WHAT YOU NEED TO DO:
Copy every line, leaving nothing out and adding nothing.

Items listed in a dataset:
-------------------------

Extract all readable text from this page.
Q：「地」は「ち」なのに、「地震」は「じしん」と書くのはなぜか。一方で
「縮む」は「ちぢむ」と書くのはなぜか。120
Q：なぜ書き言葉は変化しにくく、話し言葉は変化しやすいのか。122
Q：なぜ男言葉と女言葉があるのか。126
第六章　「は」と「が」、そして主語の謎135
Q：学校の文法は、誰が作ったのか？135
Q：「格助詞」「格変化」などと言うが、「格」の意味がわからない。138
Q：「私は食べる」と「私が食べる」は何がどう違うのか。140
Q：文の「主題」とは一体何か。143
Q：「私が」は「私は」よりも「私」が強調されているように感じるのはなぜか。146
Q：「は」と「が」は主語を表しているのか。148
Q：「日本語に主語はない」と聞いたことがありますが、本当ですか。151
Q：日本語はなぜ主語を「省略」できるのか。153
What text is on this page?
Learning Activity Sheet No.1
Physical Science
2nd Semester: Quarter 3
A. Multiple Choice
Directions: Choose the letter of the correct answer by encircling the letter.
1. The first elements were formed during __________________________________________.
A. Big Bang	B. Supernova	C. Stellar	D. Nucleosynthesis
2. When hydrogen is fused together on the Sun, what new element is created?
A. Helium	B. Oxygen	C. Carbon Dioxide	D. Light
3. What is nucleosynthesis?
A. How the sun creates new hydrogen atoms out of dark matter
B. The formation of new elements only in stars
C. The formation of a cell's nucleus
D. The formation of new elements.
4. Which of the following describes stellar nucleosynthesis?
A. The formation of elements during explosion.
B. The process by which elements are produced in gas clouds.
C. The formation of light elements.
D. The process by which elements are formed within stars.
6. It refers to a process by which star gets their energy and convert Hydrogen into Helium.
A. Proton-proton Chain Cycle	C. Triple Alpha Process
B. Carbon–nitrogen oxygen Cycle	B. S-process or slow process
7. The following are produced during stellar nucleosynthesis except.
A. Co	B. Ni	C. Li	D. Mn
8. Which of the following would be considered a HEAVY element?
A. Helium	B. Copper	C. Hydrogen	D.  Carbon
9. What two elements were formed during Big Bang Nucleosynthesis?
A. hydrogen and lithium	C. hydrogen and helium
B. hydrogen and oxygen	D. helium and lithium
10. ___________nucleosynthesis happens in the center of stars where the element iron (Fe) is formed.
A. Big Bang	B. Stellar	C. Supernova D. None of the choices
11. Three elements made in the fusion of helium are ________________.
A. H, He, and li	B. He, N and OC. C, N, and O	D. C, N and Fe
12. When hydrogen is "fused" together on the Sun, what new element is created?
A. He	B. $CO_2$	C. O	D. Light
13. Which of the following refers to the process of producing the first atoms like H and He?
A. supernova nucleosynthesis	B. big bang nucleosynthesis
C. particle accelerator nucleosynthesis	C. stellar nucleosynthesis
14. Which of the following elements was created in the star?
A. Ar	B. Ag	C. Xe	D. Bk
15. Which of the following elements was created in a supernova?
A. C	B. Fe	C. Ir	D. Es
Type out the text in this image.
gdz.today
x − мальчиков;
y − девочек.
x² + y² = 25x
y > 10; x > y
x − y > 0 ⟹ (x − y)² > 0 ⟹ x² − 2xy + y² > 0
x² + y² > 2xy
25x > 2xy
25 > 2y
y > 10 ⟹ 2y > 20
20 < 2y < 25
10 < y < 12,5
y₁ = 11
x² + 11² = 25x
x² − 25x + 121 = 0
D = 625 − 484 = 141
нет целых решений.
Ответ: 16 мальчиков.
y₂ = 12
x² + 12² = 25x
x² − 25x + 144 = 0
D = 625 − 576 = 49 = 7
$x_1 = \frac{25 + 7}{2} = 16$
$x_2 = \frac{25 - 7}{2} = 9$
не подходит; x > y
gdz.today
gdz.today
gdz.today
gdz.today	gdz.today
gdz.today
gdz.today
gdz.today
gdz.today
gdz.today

-------------------------

WORKED SOLUTION:
Extract all readable text from this page.
Q：「地」は「ち」なのに、「地震」は「じしん」と書くのはなぜか。一方で
「縮む」は「ちぢむ」と書くのはなぜか。120
Q：なぜ書き言葉は変化しにくく、話し言葉は変化しやすいのか。122
Q：なぜ男言葉と女言葉があるのか。126
第六章　「は」と「が」、そして主語の謎135
Q：学校の文法は、誰が作ったのか？135
Q：「格助詞」「格変化」などと言うが、「格」の意味がわからない。138
Q：「私は食べる」と「私が食べる」は何がどう違うのか。140
Q：文の「主題」とは一体何か。143
Q：「私が」は「私は」よりも「私」が強調されているように感じるのはなぜか。146
Q：「は」と「が」は主語を表しているのか。148
Q：「日本語に主語はない」と聞いたことがありますが、本当ですか。151
Q：日本語はなぜ主語を「省略」できるのか。153
What text is on this page?
Learning Activity Sheet No.1
Physical Science
2nd Semester: Quarter 3
A. Multiple Choice
Directions: Choose the letter of the correct answer by encircling the letter.
1. The first elements were formed during __________________________________________.
A. Big Bang	B. Supernova	C. Stellar	D. Nucleosynthesis
2. When hydrogen is fused together on the Sun, what new element is created?
A. Helium	B. Oxygen	C. Carbon Dioxide	D. Light
3. What is nucleosynthesis?
A. How the sun creates new hydrogen atoms out of dark matter
B. The formation of new elements only in stars
C. The formation of a cell's nucleus
D. The formation of new elements.
4. Which of the following describes stellar nucleosynthesis?
A. The formation of elements during explosion.
B. The process by which elements are produced in gas clouds.
C. The formation of light elements.
D. The process by which elements are formed within stars.
6. It refers to a process by which star gets their energy and convert Hydrogen into Helium.
A. Proton-proton Chain Cycle	C. Triple Alpha Process
B. Carbon–nitrogen oxygen Cycle	B. S-process or slow process
7. The following are produced during stellar nucleosynthesis except.
A. Co	B. Ni	C. Li	D. Mn
8. Which of the following would be considered a HEAVY element?
A. Helium	B. Copper	C. Hydrogen	D.  Carbon
9. What two elements were formed during Big Bang Nucleosynthesis?
A. hydrogen and lithium	C. hydrogen and helium
B. hydrogen and oxygen	D. helium and lithium
10. ___________nucleosynthesis happens in the center of stars where the element iron (Fe) is formed.
A. Big Bang	B. Stellar	C. Supernova D. None of the choices
11. Three elements made in the fusion of helium are ________________.
A. H, He, and li	B. He, N and OC. C, N, and O	D. C, N and Fe
12. When hydrogen is "fused" together on the Sun, what new element is created?
A. He	B. $CO_2$	C. O	D. Light
13. Which of the following refers to the process of producing the first atoms like H and He?
A. supernova nucleosynthesis	B. big bang nucleosynthesis
C. particle accelerator nucleosynthesis	C. stellar nucleosynthesis
14. Which of the following elements was created in the star?
A. Ar	B. Ag	C. Xe	D. Bk
15. Which of the following elements was created in a supernova?
A. C	B. Fe	C. Ir	D. Es
Type out the text in this image.
gdz.today
x − мальчиков;
y − девочек.
x² + y² = 25x
y > 10; x > y
x − y > 0 ⟹ (x − y)² > 0 ⟹ x² − 2xy + y² > 0
x² + y² > 2xy
25x > 2xy
25 > 2y
y > 10 ⟹ 2y > 20
20 < 2y < 25
10 < y < 12,5
y₁ = 11
x² + 11² = 25x
x² − 25x + 121 = 0
D = 625 − 484 = 141
нет целых решений.
Ответ: 16 мальчиков.
y₂ = 12
x² + 12² = 25x
x² − 25x + 144 = 0
D = 625 − 576 = 49 = 7
$x_1 = \frac{25 + 7}{2} = 16$
$x_2 = \frac{25 - 7}{2} = 9$
не подходит; x > y
gdz.today
gdz.today
gdz.today
gdz.today	gdz.today
gdz.today
gdz.today
gdz.today
gdz.today
gdz.today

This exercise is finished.